++++ DATASET CONTENT

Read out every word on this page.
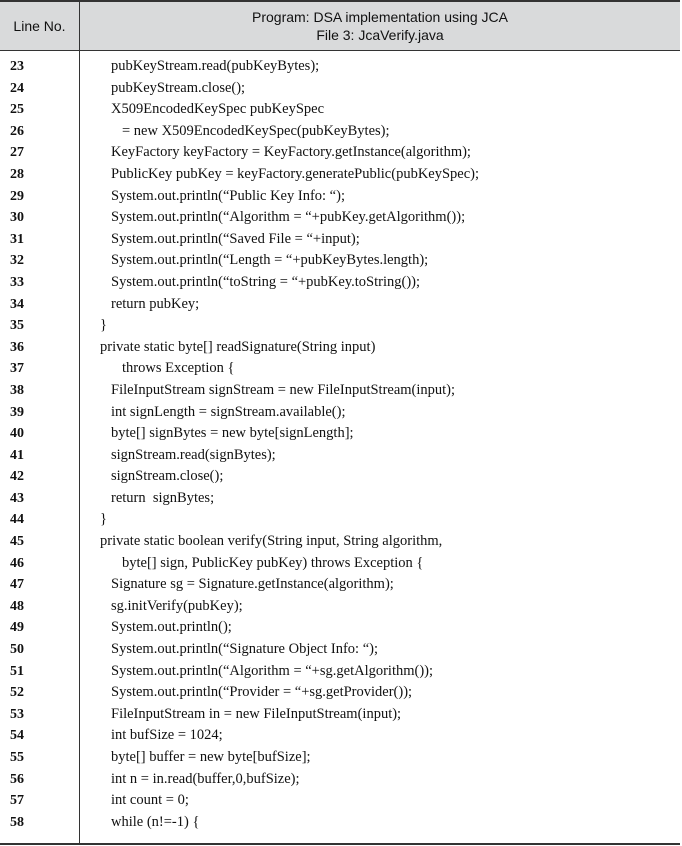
Line No.
Program: DSA implementation using JCA
File 3: JcaVerify.java
23	pubKeyStream.read(pubKeyBytes);
24	pubKeyStream.close();
25	X509EncodedKeySpec pubKeySpec
26	= new X509EncodedKeySpec(pubKeyBytes);
27	KeyFactory keyFactory = KeyFactory.getInstance(algorithm);
28	PublicKey pubKey = keyFactory.generatePublic(pubKeySpec);
29	System.out.println(“Public Key Info: “);
30	System.out.println(“Algorithm = “+pubKey.getAlgorithm());
31	System.out.println(“Saved File = “+input);
32	System.out.println(“Length = “+pubKeyBytes.length);
33	System.out.println(“toString = “+pubKey.toString());
34	return pubKey;
35	}
36	private static byte[] readSignature(String input)
37	throws Exception {
38	FileInputStream signStream = new FileInputStream(input);
39	int signLength = signStream.available();
40	byte[] signBytes = new byte[signLength];
41	signStream.read(signBytes);
42	signStream.close();
43	return  signBytes;
44	}
45	private static boolean verify(String input, String algorithm,
46	byte[] sign, PublicKey pubKey) throws Exception {
47	Signature sg = Signature.getInstance(algorithm);
48	sg.initVerify(pubKey);
49	System.out.println();
50	System.out.println(“Signature Object Info: “);
51	System.out.println(“Algorithm = “+sg.getAlgorithm());
52	System.out.println(“Provider = “+sg.getProvider());
53	FileInputStream in = new FileInputStream(input);
54	int bufSize = 1024;
55	byte[] buffer = new byte[bufSize];
56	int n = in.read(buffer,0,bufSize);
57	int count = 0;
58	while (n!=-1) {
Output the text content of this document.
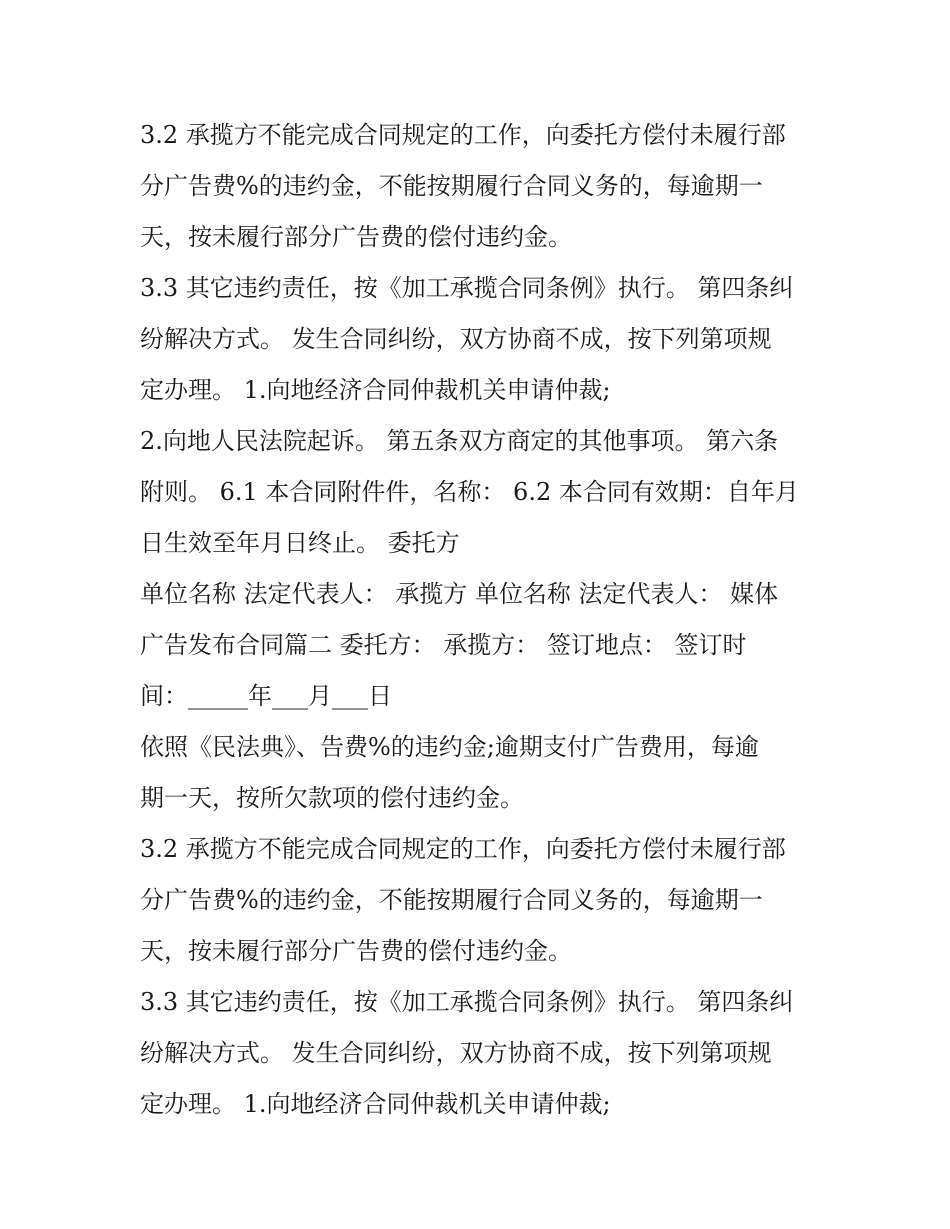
3.2 承揽方不能完成合同规定的工作，向委托方偿付未履行部
分广告费%的违约金，不能按期履行合同义务的，每逾期一
天，按未履行部分广告费的偿付违约金。
3.3 其它违约责任，按《加工承揽合同条例》执行。 第四条纠
纷解决方式。 发生合同纠纷，双方协商不成，按下列第项规
定办理。 1.向地经济合同仲裁机关申请仲裁;
2.向地人民法院起诉。 第五条双方商定的其他事项。 第六条
附则。 6.1 本合同附件件，名称： 6.2 本合同有效期：自年月
日生效至年月日终止。 委托方
单位名称 法定代表人： 承揽方 单位名称 法定代表人： 媒体
广告发布合同篇二 委托方： 承揽方： 签订地点： 签订时
间：_____年___月___日
依照《民法典》、告费%的违约金;逾期支付广告费用，每逾
期一天，按所欠款项的偿付违约金。
3.2 承揽方不能完成合同规定的工作，向委托方偿付未履行部
分广告费%的违约金，不能按期履行合同义务的，每逾期一
天，按未履行部分广告费的偿付违约金。
3.3 其它违约责任，按《加工承揽合同条例》执行。 第四条纠
纷解决方式。 发生合同纠纷，双方协商不成，按下列第项规
定办理。 1.向地经济合同仲裁机关申请仲裁;
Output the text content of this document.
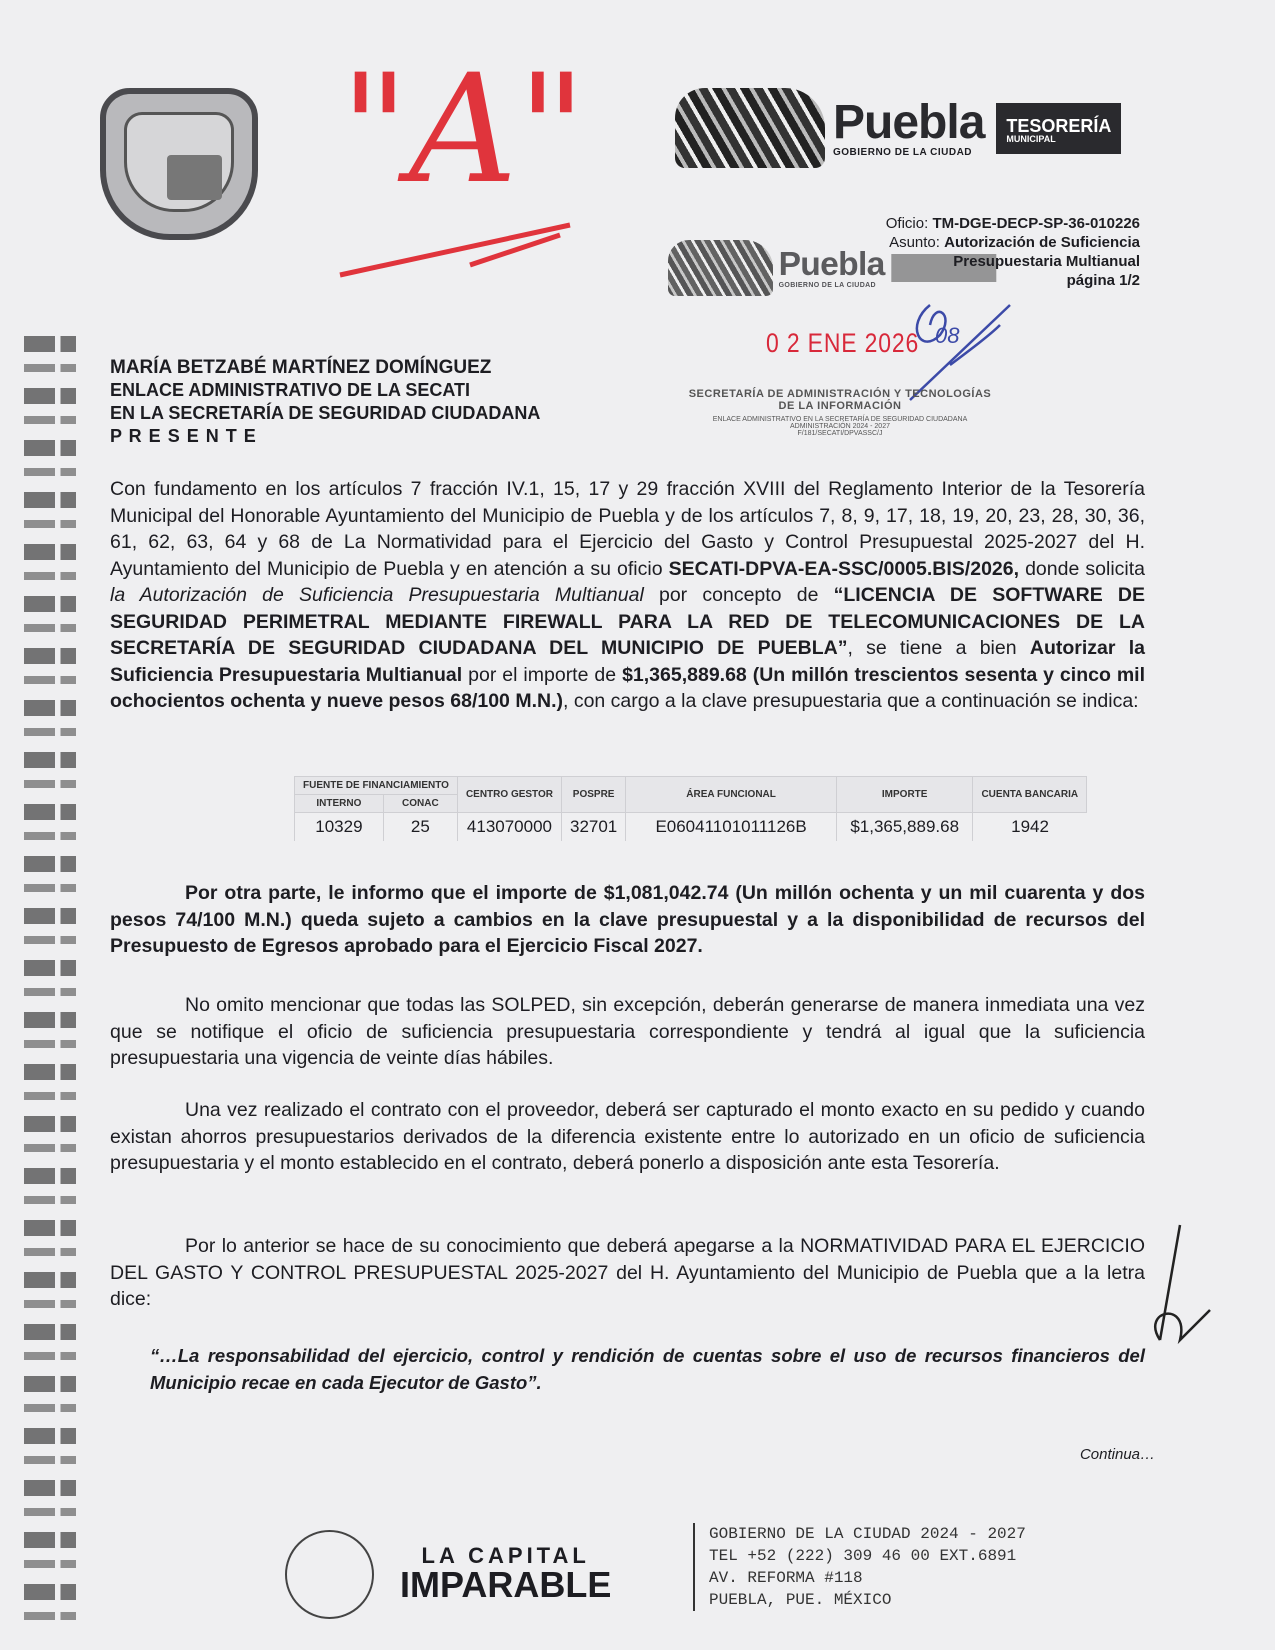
"A"	Puebla
GOBIERNO DE LA CIUDAD
TESORERÍA
MUNICIPAL
Puebla
GOBIERNO DE LA CIUDAD
Oficio: TM-DGE-DECP-SP-36-010226
Asunto: Autorización de Suficiencia
Presupuestaria Multianual
página 1/2
0 2 ENE 2026 08
SECRETARÍA DE ADMINISTRACIÓN Y TECNOLOGÍAS
DE LA INFORMACIÓN
ENLACE ADMINISTRATIVO EN LA SECRETARÍA DE SEGURIDAD CIUDADANA
ADMINISTRACIÓN 2024 - 2027
F/181/SECATI/DPVASSC/J
MARÍA BETZABÉ MARTÍNEZ DOMÍNGUEZ
ENLACE ADMINISTRATIVO DE LA SECATI
EN LA SECRETARÍA DE SEGURIDAD CIUDADANA
P R E S E N T E
Con fundamento en los artículos 7 fracción IV.1, 15, 17 y 29 fracción XVIII del Reglamento Interior de la Tesorería Municipal del Honorable Ayuntamiento del Municipio de Puebla y de los artículos 7, 8, 9, 17, 18, 19, 20, 23, 28, 30, 36, 61, 62, 63, 64 y 68 de La Normatividad para el Ejercicio del Gasto y Control Presupuestal 2025-2027 del H. Ayuntamiento del Municipio de Puebla y en atención a su oficio SECATI-DPVA-EA-SSC/0005.BIS/2026, donde solicita la Autorización de Suficiencia Presupuestaria Multianual por concepto de “LICENCIA DE SOFTWARE DE SEGURIDAD PERIMETRAL MEDIANTE FIREWALL PARA LA RED DE TELECOMUNICACIONES DE LA SECRETARÍA DE SEGURIDAD CIUDADANA DEL MUNICIPIO DE PUEBLA”, se tiene a bien Autorizar la Suficiencia Presupuestaria Multianual por el importe de $1,365,889.68 (Un millón trescientos sesenta y cinco mil ochocientos ochenta y nueve pesos 68/100 M.N.), con cargo a la clave presupuestaria que a continuación se indica:
FUENTE DE FINANCIAMIENTO		CENTRO GESTOR	POSPRE	ÁREA FUNCIONAL	IMPORTE	CUENTA BANCARIA
INTERNO	CONAC					
10329	25	413070000	32701	E06041101011126B	$1,365,889.68	1942
Por otra parte, le informo que el importe de $1,081,042.74 (Un millón ochenta y un mil cuarenta y dos pesos 74/100 M.N.) queda sujeto a cambios en la clave presupuestal y a la disponibilidad de recursos del Presupuesto de Egresos aprobado para el Ejercicio Fiscal 2027.
No omito mencionar que todas las SOLPED, sin excepción, deberán generarse de manera inmediata una vez que se notifique el oficio de suficiencia presupuestaria correspondiente y tendrá al igual que la suficiencia presupuestaria una vigencia de veinte días hábiles.
Una vez realizado el contrato con el proveedor, deberá ser capturado el monto exacto en su pedido y cuando existan ahorros presupuestarios derivados de la diferencia existente entre lo autorizado en un oficio de suficiencia presupuestaria y el monto establecido en el contrato, deberá ponerlo a disposición ante esta Tesorería.
Por lo anterior se hace de su conocimiento que deberá apegarse a la NORMATIVIDAD PARA EL EJERCICIO DEL GASTO Y CONTROL PRESUPUESTAL 2025-2027 del H. Ayuntamiento del Municipio de Puebla que a la letra dice:
“…La responsabilidad del ejercicio, control y rendición de cuentas sobre el uso de recursos financieros del Municipio recae en cada Ejecutor de Gasto”.
Continua…
LA CAPITAL
IMPARABLE
GOBIERNO DE LA CIUDAD 2024 - 2027
TEL +52 (222) 309 46 00 EXT.6891
AV. REFORMA #118
PUEBLA, PUE. MÉXICO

++++++++

THE EXERCISE:
In the listing, find all lines with the string "ADMINISTRATIVO" and copy them.

OUTPUT:
ENLACE ADMINISTRATIVO EN LA SECRETARÍA DE SEGURIDAD CIUDADANA
ENLACE ADMINISTRATIVO DE LA SECATI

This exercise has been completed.